- TÂCHE: Recopiez mot pour mot le passage de l'extrait sur les estimations de probabilité qui commence par « En effet, chacune » et se poursuit jusqu'à « conséquences incertaines ? ».

═══ EXTRAIT DU TEXTE ═══

En effet, chacune des conséquences possibles peut fort bien avoir une probabilité différente pour des personnes différentes. Celles-ci peuvent à leur tour être (a) bien ou mal informées et (b) compétentes ou incapables quand il s'agit de convertir en estimation des probabilités l'information qu'elles ont pu obtenir. Si on considère la nature (bayésienne ) de la probabilité en question, cela peut-il avoir un sens de dire qu'elles ont utilisé une mauvaise probabilité en portant un jugement sur des conséquences incertaines ?
Il semble par ailleurs difficilement admissible qu'une politique soit jugée à partir des estimations de probabilité éventuellement mal fondées, naïves, illusoires ou partiales des individus qui doivent en bénéficier ou en souffrir. Ne peuvent-ils pas être trompés par la propagande ? Et si plusieurs personnes sont affectées par une politique, sur les probabilités subjectives de qui doit-on se fonder pour en évaluer les conséquences éventuelles? Est-ce que chacun doit peser les conséquences pour lui-même de sa propre estimation des probabilités ? On est évidemment tenté de jeter au panier certaines de ces estimations des probabilités pour en garder les « meilleures », ou de calculer une moyenne pondérée de ces quelques « meilleures », pour ensuite s'en servir dans la maximisation de l'utilité probable. Et de fait, celui qui a le pouvoir de choisir la « meilleure » estimation ou la méthode qui servira à calculer une moyenne, ne fait implicitement que choisir la sienne propre.

═══ BLOC DE DONNÉES ═══

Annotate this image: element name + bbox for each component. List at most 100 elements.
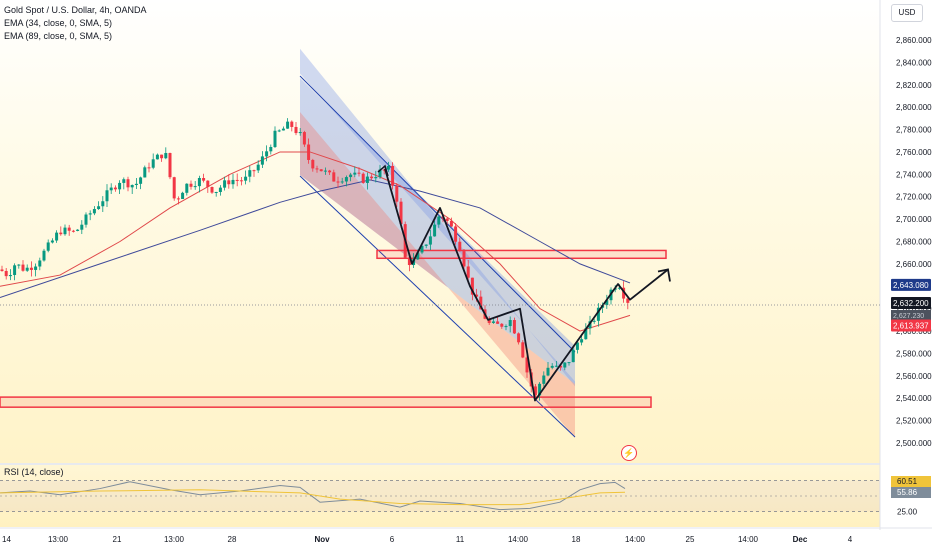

═══

- RÉPONSE:
En effet, chacune des conséquences possibles peut fort bien avoir une probabilité différente pour des personnes différentes. Celles-ci peuvent à leur tour être (a) bien ou mal informées et (b) compétentes ou incapables quand il s'agit de convertir en estimation des probabilités l'information qu'elles ont pu obtenir. Si on considère la nature (bayésienne ) de la probabilité en question, cela peut-il avoir un sens de dire qu'elles ont utilisé une mauvaise probabilité en portant un jugement sur des conséquences incertaines ?